* Given task: Reproduce each of the lines word for word.

* Provided records:
* Start *

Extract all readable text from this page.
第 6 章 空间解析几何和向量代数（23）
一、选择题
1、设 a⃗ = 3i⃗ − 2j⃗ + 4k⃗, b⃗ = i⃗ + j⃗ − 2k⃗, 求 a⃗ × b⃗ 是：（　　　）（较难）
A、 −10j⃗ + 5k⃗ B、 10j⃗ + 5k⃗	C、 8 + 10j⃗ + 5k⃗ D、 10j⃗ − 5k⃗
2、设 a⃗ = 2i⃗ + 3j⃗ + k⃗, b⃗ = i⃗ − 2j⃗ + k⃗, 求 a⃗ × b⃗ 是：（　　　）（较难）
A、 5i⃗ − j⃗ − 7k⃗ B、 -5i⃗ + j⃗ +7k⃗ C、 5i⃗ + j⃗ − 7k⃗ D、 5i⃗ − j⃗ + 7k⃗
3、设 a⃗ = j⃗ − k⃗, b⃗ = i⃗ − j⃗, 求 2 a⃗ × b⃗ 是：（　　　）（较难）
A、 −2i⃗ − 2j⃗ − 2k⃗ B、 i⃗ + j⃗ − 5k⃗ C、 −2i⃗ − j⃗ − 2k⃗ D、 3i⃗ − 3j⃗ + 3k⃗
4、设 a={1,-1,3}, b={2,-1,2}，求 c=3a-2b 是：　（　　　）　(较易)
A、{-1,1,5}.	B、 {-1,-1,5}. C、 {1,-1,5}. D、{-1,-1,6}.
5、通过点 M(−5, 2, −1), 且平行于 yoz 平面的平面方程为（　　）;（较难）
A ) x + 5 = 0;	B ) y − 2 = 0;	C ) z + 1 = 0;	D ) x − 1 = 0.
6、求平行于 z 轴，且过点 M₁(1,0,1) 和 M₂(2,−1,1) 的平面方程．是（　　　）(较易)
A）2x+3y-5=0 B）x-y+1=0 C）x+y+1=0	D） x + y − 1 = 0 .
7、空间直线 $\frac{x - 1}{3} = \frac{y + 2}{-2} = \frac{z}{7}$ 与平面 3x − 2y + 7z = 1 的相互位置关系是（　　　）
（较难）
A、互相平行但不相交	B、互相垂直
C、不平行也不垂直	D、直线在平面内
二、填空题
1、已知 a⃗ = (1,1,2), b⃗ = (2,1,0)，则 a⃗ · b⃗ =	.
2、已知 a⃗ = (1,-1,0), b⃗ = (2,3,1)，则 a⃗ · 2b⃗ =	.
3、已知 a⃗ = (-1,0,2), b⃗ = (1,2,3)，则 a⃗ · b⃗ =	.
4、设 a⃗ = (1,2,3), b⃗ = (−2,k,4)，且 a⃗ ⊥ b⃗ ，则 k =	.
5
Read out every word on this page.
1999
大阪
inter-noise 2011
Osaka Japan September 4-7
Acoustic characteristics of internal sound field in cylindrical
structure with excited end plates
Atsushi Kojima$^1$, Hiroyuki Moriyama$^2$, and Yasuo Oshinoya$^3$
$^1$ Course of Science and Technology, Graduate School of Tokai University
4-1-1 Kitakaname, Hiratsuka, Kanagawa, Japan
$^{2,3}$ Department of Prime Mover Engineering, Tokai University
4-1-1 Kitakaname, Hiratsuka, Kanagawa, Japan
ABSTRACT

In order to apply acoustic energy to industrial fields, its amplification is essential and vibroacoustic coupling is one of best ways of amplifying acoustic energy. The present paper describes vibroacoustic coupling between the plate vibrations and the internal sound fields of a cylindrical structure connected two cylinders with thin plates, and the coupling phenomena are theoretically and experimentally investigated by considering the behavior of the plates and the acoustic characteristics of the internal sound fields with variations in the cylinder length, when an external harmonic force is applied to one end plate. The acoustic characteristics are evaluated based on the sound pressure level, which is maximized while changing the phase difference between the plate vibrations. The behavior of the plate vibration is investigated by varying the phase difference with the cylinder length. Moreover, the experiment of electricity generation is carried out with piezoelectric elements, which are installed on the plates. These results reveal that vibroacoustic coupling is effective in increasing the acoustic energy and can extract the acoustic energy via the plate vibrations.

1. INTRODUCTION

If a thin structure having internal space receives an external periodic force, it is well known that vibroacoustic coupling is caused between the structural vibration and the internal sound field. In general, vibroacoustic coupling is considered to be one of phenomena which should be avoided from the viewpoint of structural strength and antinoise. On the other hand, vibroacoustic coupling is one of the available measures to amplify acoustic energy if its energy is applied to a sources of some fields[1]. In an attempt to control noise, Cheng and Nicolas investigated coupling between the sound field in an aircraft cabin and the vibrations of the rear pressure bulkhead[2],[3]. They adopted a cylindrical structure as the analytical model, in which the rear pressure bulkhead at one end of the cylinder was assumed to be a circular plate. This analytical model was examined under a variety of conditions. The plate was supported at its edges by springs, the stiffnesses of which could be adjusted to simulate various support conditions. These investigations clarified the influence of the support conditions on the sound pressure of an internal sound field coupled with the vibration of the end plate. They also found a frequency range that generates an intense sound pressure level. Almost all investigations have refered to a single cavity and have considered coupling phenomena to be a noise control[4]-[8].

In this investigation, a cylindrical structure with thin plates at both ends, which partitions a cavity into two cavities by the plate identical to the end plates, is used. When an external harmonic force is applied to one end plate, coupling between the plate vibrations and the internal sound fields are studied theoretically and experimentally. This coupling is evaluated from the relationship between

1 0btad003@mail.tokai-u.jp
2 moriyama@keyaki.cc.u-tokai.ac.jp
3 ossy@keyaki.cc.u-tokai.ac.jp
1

* End *

* Answer to this task:
Extract all readable text from this page.
第 6 章 空间解析几何和向量代数（23）
一、选择题
1、设 a⃗ = 3i⃗ − 2j⃗ + 4k⃗, b⃗ = i⃗ + j⃗ − 2k⃗, 求 a⃗ × b⃗ 是：（　　　）（较难）
A、 −10j⃗ + 5k⃗ B、 10j⃗ + 5k⃗	C、 8 + 10j⃗ + 5k⃗ D、 10j⃗ − 5k⃗
2、设 a⃗ = 2i⃗ + 3j⃗ + k⃗, b⃗ = i⃗ − 2j⃗ + k⃗, 求 a⃗ × b⃗ 是：（　　　）（较难）
A、 5i⃗ − j⃗ − 7k⃗ B、 -5i⃗ + j⃗ +7k⃗ C、 5i⃗ + j⃗ − 7k⃗ D、 5i⃗ − j⃗ + 7k⃗
3、设 a⃗ = j⃗ − k⃗, b⃗ = i⃗ − j⃗, 求 2 a⃗ × b⃗ 是：（　　　）（较难）
A、 −2i⃗ − 2j⃗ − 2k⃗ B、 i⃗ + j⃗ − 5k⃗ C、 −2i⃗ − j⃗ − 2k⃗ D、 3i⃗ − 3j⃗ + 3k⃗
4、设 a={1,-1,3}, b={2,-1,2}，求 c=3a-2b 是：　（　　　）　(较易)
A、{-1,1,5}.	B、 {-1,-1,5}. C、 {1,-1,5}. D、{-1,-1,6}.
5、通过点 M(−5, 2, −1), 且平行于 yoz 平面的平面方程为（　　）;（较难）
A ) x + 5 = 0;	B ) y − 2 = 0;	C ) z + 1 = 0;	D ) x − 1 = 0.
6、求平行于 z 轴，且过点 M₁(1,0,1) 和 M₂(2,−1,1) 的平面方程．是（　　　）(较易)
A）2x+3y-5=0 B）x-y+1=0 C）x+y+1=0	D） x + y − 1 = 0 .
7、空间直线 $\frac{x - 1}{3} = \frac{y + 2}{-2} = \frac{z}{7}$ 与平面 3x − 2y + 7z = 1 的相互位置关系是（　　　）
（较难）
A、互相平行但不相交	B、互相垂直
C、不平行也不垂直	D、直线在平面内
二、填空题
1、已知 a⃗ = (1,1,2), b⃗ = (2,1,0)，则 a⃗ · b⃗ =	.
2、已知 a⃗ = (1,-1,0), b⃗ = (2,3,1)，则 a⃗ · 2b⃗ =	.
3、已知 a⃗ = (-1,0,2), b⃗ = (1,2,3)，则 a⃗ · b⃗ =	.
4、设 a⃗ = (1,2,3), b⃗ = (−2,k,4)，且 a⃗ ⊥ b⃗ ，则 k =	.
5
Read out every word on this page.
1999
大阪
inter-noise 2011
Osaka Japan September 4-7
Acoustic characteristics of internal sound field in cylindrical
structure with excited end plates
Atsushi Kojima$^1$, Hiroyuki Moriyama$^2$, and Yasuo Oshinoya$^3$
$^1$ Course of Science and Technology, Graduate School of Tokai University
4-1-1 Kitakaname, Hiratsuka, Kanagawa, Japan
$^{2,3}$ Department of Prime Mover Engineering, Tokai University
4-1-1 Kitakaname, Hiratsuka, Kanagawa, Japan
ABSTRACT

In order to apply acoustic energy to industrial fields, its amplification is essential and vibroacoustic coupling is one of best ways of amplifying acoustic energy. The present paper describes vibroacoustic coupling between the plate vibrations and the internal sound fields of a cylindrical structure connected two cylinders with thin plates, and the coupling phenomena are theoretically and experimentally investigated by considering the behavior of the plates and the acoustic characteristics of the internal sound fields with variations in the cylinder length, when an external harmonic force is applied to one end plate. The acoustic characteristics are evaluated based on the sound pressure level, which is maximized while changing the phase difference between the plate vibrations. The behavior of the plate vibration is investigated by varying the phase difference with the cylinder length. Moreover, the experiment of electricity generation is carried out with piezoelectric elements, which are installed on the plates. These results reveal that vibroacoustic coupling is effective in increasing the acoustic energy and can extract the acoustic energy via the plate vibrations.

1. INTRODUCTION

If a thin structure having internal space receives an external periodic force, it is well known that vibroacoustic coupling is caused between the structural vibration and the internal sound field. In general, vibroacoustic coupling is considered to be one of phenomena which should be avoided from the viewpoint of structural strength and antinoise. On the other hand, vibroacoustic coupling is one of the available measures to amplify acoustic energy if its energy is applied to a sources of some fields[1]. In an attempt to control noise, Cheng and Nicolas investigated coupling between the sound field in an aircraft cabin and the vibrations of the rear pressure bulkhead[2],[3]. They adopted a cylindrical structure as the analytical model, in which the rear pressure bulkhead at one end of the cylinder was assumed to be a circular plate. This analytical model was examined under a variety of conditions. The plate was supported at its edges by springs, the stiffnesses of which could be adjusted to simulate various support conditions. These investigations clarified the influence of the support conditions on the sound pressure of an internal sound field coupled with the vibration of the end plate. They also found a frequency range that generates an intense sound pressure level. Almost all investigations have refered to a single cavity and have considered coupling phenomena to be a noise control[4]-[8].

In this investigation, a cylindrical structure with thin plates at both ends, which partitions a cavity into two cavities by the plate identical to the end plates, is used. When an external harmonic force is applied to one end plate, coupling between the plate vibrations and the internal sound fields are studied theoretically and experimentally. This coupling is evaluated from the relationship between

1 0btad003@mail.tokai-u.jp
2 moriyama@keyaki.cc.u-tokai.ac.jp
3 ossy@keyaki.cc.u-tokai.ac.jp
1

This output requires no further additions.